Gather up the lines with the word "средствах" in them.

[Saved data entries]
━━━━━━━━
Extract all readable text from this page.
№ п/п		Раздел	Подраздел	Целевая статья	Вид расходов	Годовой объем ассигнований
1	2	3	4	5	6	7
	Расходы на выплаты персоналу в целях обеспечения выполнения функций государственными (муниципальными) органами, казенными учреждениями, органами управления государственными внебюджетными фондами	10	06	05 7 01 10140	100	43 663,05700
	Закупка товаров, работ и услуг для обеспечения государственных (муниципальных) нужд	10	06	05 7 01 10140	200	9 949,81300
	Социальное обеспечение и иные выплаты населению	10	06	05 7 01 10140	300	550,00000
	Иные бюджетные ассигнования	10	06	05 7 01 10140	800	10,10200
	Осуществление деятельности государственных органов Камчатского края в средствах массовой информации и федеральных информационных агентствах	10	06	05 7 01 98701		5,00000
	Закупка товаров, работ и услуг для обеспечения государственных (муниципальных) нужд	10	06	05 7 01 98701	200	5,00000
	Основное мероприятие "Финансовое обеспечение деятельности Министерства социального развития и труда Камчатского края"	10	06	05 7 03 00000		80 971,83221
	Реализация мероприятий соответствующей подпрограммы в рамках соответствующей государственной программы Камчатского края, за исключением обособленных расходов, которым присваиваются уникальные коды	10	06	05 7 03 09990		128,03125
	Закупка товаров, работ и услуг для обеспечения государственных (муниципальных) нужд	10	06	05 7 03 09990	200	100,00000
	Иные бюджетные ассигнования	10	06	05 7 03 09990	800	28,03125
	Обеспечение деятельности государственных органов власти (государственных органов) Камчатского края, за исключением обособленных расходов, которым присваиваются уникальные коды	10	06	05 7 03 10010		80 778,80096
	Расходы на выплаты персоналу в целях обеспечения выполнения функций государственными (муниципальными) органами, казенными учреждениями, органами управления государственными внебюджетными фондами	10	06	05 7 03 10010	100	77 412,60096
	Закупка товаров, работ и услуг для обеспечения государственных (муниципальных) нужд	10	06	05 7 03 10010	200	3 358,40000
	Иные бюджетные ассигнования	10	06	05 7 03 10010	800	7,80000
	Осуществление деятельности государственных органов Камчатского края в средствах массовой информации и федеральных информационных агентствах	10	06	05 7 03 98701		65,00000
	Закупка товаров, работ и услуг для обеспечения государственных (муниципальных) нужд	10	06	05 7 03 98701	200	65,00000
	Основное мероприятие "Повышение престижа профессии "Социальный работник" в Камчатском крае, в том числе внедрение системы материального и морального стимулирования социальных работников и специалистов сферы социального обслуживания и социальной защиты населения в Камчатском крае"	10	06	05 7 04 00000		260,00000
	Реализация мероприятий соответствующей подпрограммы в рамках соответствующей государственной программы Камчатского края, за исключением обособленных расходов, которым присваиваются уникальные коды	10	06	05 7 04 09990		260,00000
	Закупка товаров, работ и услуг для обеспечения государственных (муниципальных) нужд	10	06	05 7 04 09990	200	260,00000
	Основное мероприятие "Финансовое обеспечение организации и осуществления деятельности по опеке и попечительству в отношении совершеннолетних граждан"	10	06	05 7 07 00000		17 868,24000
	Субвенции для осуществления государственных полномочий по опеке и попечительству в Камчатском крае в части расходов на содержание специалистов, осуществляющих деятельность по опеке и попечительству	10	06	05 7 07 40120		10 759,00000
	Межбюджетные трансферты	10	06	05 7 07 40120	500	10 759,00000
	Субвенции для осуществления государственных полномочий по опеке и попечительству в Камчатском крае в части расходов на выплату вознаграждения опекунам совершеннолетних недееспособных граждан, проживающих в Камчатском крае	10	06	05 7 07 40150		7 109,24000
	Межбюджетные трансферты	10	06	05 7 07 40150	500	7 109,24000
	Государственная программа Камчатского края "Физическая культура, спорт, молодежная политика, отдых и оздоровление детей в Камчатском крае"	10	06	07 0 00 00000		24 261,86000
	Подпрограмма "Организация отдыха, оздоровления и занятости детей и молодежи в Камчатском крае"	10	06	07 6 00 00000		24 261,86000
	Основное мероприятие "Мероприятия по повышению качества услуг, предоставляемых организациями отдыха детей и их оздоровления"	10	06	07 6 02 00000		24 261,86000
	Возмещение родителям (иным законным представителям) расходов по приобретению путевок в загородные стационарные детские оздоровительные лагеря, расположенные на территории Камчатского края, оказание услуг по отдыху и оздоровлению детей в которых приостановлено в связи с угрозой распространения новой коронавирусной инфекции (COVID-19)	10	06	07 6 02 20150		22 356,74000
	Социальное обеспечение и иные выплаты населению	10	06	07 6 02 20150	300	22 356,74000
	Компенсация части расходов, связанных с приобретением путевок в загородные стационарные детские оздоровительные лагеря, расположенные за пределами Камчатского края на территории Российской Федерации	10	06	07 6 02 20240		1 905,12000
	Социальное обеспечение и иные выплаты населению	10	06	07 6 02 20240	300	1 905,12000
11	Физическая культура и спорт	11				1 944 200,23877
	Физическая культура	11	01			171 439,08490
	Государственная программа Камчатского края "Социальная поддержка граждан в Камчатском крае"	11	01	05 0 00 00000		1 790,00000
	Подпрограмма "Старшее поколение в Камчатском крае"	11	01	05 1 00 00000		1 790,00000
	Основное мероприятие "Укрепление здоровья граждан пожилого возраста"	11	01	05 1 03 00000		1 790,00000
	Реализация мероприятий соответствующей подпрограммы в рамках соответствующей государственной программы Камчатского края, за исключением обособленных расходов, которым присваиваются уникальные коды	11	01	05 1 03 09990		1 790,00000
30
━━━━━━━━
**THE COMPLETED TASK:**
	Осуществление деятельности государственных органов Камчатского края в средствах массовой информации и федеральных информационных агентствах	10	06	05 7 01 98701		5,00000
	Осуществление деятельности государственных органов Камчатского края в средствах массовой информации и федеральных информационных агентствах	10	06	05 7 03 98701		65,00000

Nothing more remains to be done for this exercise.